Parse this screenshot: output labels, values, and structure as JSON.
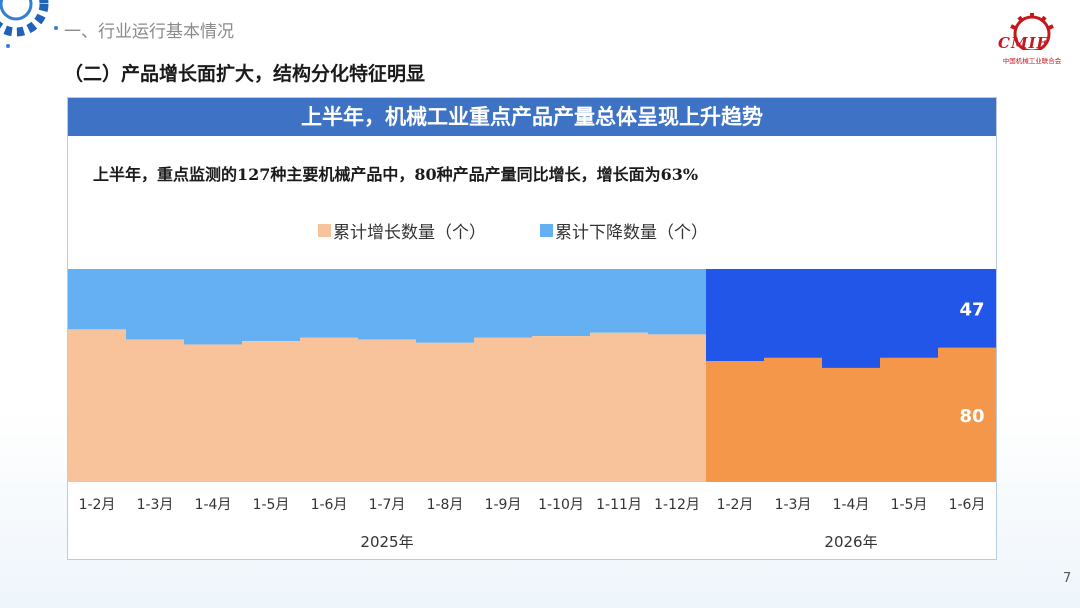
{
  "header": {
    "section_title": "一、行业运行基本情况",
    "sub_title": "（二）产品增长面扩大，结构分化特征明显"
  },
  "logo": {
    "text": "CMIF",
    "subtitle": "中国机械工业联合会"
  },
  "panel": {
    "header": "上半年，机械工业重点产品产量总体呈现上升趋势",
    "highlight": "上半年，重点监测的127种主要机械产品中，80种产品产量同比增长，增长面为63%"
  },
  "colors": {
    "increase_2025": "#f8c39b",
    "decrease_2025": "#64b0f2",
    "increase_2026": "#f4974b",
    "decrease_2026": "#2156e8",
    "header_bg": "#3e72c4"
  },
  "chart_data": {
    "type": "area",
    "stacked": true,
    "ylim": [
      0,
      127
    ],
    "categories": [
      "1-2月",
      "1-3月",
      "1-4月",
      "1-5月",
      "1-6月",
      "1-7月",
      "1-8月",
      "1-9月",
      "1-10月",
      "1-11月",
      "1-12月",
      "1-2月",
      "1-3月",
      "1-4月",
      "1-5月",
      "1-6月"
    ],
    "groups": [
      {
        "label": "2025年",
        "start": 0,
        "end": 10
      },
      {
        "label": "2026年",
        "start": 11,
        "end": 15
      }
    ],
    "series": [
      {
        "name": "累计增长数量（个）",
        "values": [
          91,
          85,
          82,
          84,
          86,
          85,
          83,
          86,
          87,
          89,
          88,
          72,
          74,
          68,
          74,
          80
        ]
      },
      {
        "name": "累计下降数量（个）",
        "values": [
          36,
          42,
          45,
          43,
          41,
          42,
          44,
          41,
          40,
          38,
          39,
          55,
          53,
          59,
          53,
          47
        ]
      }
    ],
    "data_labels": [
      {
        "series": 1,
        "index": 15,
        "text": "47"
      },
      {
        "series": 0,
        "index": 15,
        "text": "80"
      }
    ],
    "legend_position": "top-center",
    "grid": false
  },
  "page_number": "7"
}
----------------------------------------
Set exercise:
Write out all the entries word for word, but skip any images.

The answer:
Parse this screenshot: output labels, values, and structure as JSON.
{
  "header": {
    "section_title": "一、行业运行基本情况",
    "sub_title": "（二）产品增长面扩大，结构分化特征明显"
  },
  "logo": {
    "text": "CMIF",
    "subtitle": "中国机械工业联合会"
  },
  "panel": {
    "header": "上半年，机械工业重点产品产量总体呈现上升趋势",
    "highlight": "上半年，重点监测的127种主要机械产品中，80种产品产量同比增长，增长面为63%"
  },
  "colors": {
    "increase_2025": "#f8c39b",
    "decrease_2025": "#64b0f2",
    "increase_2026": "#f4974b",
    "decrease_2026": "#2156e8",
    "header_bg": "#3e72c4"
  },
  "chart_data": {
    "type": "area",
    "stacked": true,
    "ylim": [
      0,
      127
    ],
    "categories": [
      "1-2月",
      "1-3月",
      "1-4月",
      "1-5月",
      "1-6月",
      "1-7月",
      "1-8月",
      "1-9月",
      "1-10月",
      "1-11月",
      "1-12月",
      "1-2月",
      "1-3月",
      "1-4月",
      "1-5月",
      "1-6月"
    ],
    "groups": [
      {
        "label": "2025年",
        "start": 0,
        "end": 10
      },
      {
        "label": "2026年",
        "start": 11,
        "end": 15
      }
    ],
    "series": [
      {
        "name": "累计增长数量（个）",
        "values": [
          91,
          85,
          82,
          84,
          86,
          85,
          83,
          86,
          87,
          89,
          88,
          72,
          74,
          68,
          74,
          80
        ]
      },
      {
        "name": "累计下降数量（个）",
        "values": [
          36,
          42,
          45,
          43,
          41,
          42,
          44,
          41,
          40,
          38,
          39,
          55,
          53,
          59,
          53,
          47
        ]
      }
    ],
    "data_labels": [
      {
        "series": 1,
        "index": 15,
        "text": "47"
      },
      {
        "series": 0,
        "index": 15,
        "text": "80"
      }
    ],
    "legend_position": "top-center",
    "grid": false
  },
  "page_number": "7"
}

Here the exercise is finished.